_TO BE DONE_.
Treat the line containing "Serialize everything readable" as the first line and the final line of the material below as the last; reproduce that range exactly.

_DATASET EXTRACT_.
────────────────────
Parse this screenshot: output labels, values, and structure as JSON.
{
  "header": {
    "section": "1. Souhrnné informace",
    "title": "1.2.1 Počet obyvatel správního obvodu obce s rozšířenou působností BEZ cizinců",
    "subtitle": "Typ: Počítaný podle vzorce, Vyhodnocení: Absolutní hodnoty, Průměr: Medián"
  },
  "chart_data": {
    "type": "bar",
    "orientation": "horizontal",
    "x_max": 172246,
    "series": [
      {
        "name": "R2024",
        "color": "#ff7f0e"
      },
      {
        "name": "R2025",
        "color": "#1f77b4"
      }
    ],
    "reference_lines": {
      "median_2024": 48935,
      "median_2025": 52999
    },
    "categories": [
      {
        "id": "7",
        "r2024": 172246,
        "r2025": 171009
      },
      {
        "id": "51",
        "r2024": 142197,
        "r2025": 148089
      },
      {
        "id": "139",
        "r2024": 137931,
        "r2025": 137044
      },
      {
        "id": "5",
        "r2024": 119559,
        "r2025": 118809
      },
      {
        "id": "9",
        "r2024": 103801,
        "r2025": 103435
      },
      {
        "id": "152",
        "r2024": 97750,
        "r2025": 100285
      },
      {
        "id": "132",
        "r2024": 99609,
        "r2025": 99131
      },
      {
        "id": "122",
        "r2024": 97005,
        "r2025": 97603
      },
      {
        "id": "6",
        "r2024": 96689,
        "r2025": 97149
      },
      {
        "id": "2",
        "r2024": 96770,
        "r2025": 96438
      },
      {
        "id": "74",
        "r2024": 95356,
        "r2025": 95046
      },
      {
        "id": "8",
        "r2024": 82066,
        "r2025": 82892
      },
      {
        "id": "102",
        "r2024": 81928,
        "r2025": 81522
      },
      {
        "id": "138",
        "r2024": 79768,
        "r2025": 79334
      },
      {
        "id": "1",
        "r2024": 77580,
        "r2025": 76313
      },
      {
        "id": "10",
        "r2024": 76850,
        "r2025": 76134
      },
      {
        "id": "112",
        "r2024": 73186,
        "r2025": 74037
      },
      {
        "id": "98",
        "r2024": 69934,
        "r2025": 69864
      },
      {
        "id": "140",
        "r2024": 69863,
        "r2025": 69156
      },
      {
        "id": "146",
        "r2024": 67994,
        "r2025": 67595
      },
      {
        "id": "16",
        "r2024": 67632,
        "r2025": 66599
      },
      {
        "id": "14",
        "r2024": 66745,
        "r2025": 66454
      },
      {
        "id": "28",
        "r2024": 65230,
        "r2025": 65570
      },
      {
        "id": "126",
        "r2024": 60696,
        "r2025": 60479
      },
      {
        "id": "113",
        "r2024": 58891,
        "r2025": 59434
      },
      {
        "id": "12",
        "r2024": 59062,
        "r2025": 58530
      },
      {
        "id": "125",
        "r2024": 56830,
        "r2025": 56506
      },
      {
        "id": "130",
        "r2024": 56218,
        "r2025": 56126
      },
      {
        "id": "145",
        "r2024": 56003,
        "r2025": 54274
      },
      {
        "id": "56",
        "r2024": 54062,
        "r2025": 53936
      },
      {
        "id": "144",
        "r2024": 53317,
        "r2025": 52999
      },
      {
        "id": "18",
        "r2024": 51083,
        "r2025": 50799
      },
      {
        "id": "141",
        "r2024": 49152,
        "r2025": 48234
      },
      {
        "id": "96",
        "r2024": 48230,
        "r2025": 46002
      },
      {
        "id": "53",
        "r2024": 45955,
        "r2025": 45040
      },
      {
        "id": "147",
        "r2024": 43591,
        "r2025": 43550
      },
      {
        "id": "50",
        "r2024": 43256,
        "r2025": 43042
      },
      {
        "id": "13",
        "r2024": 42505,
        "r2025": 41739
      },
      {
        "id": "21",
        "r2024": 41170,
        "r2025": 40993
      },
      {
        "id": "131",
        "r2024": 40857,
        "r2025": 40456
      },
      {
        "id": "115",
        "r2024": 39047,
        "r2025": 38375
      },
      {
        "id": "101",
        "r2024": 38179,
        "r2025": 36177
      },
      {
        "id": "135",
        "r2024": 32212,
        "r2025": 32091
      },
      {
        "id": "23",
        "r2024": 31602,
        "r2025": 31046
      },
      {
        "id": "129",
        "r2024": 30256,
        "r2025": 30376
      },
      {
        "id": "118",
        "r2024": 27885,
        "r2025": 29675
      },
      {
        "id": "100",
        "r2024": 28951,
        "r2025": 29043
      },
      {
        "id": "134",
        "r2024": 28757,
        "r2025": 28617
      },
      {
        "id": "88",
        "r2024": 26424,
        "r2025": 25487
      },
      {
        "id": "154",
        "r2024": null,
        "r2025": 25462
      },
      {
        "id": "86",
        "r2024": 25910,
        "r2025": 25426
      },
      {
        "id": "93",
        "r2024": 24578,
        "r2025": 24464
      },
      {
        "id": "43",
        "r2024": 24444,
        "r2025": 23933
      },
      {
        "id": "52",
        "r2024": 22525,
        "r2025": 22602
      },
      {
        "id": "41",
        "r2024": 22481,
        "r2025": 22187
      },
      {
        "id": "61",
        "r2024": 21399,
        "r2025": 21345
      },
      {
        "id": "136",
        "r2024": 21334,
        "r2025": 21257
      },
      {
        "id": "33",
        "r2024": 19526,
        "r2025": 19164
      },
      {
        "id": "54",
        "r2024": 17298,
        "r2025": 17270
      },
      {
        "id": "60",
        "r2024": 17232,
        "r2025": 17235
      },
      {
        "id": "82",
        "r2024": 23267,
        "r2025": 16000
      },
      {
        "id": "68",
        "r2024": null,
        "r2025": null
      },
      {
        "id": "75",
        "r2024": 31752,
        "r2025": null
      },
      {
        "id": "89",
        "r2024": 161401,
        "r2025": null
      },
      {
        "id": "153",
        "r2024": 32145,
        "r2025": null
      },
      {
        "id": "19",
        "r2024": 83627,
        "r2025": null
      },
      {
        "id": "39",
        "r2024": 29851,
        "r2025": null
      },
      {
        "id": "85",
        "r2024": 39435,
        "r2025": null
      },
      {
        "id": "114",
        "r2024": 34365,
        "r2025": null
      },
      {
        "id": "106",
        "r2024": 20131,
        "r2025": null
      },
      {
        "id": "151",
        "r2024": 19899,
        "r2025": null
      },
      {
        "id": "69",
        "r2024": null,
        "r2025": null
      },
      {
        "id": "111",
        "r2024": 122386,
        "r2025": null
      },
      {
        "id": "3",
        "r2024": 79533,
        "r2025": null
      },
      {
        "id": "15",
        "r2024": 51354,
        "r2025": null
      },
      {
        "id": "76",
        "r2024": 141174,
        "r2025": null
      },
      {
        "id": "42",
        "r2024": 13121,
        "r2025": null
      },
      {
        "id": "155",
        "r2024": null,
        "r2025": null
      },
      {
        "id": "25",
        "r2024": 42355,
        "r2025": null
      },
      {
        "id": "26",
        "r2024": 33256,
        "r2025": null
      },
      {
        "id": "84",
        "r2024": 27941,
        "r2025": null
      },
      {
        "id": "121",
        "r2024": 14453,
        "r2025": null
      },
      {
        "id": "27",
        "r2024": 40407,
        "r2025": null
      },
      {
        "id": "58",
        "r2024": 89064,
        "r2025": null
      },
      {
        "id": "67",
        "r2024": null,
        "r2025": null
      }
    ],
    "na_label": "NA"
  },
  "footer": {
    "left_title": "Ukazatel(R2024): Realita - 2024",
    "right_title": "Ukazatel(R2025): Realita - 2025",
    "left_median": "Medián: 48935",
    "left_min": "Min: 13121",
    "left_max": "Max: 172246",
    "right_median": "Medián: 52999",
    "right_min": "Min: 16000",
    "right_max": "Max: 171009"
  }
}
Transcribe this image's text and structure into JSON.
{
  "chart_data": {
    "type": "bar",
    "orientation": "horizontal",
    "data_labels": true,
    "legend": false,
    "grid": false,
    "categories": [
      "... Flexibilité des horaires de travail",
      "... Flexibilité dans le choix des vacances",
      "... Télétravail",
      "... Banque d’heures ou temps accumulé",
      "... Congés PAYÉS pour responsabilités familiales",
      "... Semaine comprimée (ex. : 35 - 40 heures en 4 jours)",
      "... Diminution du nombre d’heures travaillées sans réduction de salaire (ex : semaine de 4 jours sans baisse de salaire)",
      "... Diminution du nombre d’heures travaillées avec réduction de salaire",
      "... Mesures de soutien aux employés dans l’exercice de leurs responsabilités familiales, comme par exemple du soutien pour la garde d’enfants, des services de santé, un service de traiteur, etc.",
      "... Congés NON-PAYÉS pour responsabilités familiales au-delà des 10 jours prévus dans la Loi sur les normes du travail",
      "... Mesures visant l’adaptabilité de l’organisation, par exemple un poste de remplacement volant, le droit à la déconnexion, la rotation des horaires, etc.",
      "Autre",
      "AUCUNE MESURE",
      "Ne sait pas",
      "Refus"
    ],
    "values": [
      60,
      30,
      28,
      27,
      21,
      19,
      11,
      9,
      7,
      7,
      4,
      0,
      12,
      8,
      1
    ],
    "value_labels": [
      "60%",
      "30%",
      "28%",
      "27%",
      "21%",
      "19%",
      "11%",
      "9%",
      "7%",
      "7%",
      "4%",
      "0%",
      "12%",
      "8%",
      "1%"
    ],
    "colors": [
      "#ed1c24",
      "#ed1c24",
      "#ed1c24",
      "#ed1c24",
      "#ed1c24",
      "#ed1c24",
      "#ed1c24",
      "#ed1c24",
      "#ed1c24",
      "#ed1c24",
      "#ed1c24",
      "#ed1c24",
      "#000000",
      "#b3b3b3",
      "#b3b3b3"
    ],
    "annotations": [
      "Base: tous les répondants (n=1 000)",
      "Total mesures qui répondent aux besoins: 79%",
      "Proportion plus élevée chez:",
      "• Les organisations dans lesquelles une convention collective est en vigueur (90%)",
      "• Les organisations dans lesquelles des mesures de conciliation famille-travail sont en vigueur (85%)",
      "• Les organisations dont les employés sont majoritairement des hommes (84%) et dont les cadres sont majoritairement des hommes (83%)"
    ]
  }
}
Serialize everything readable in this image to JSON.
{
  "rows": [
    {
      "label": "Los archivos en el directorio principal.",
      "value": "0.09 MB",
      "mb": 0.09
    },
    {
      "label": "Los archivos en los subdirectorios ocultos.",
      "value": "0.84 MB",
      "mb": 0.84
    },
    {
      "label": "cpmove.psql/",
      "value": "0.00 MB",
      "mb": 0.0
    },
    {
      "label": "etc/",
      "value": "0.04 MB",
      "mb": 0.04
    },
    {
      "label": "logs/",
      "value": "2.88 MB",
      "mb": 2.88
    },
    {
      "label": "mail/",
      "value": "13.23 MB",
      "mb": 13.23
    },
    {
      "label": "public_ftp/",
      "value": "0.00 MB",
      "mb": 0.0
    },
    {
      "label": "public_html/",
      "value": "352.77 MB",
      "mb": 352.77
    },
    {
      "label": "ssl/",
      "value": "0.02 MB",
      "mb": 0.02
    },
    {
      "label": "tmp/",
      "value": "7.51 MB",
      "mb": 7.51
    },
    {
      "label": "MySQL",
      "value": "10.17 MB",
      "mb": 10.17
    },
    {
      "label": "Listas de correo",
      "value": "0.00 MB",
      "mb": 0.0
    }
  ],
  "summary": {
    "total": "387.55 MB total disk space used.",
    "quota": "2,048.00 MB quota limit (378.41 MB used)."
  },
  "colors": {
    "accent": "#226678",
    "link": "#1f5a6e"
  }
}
────────────────────
_RESULT OF THIS TASK_.
Serialize everything readable in this image to JSON.
{
  "rows": [
    {
      "label": "Los archivos en el directorio principal.",
      "value": "0.09 MB",
      "mb": 0.09
    },
    {
      "label": "Los archivos en los subdirectorios ocultos.",
      "value": "0.84 MB",
      "mb": 0.84
    },
    {
      "label": "cpmove.psql/",
      "value": "0.00 MB",
      "mb": 0.0
    },
    {
      "label": "etc/",
      "value": "0.04 MB",
      "mb": 0.04
    },
    {
      "label": "logs/",
      "value": "2.88 MB",
      "mb": 2.88
    },
    {
      "label": "mail/",
      "value": "13.23 MB",
      "mb": 13.23
    },
    {
      "label": "public_ftp/",
      "value": "0.00 MB",
      "mb": 0.0
    },
    {
      "label": "public_html/",
      "value": "352.77 MB",
      "mb": 352.77
    },
    {
      "label": "ssl/",
      "value": "0.02 MB",
      "mb": 0.02
    },
    {
      "label": "tmp/",
      "value": "7.51 MB",
      "mb": 7.51
    },
    {
      "label": "MySQL",
      "value": "10.17 MB",
      "mb": 10.17
    },
    {
      "label": "Listas de correo",
      "value": "0.00 MB",
      "mb": 0.0
    }
  ],
  "summary": {
    "total": "387.55 MB total disk space used.",
    "quota": "2,048.00 MB quota limit (378.41 MB used)."
  },
  "colors": {
    "accent": "#226678",
    "link": "#1f5a6e"
  }
}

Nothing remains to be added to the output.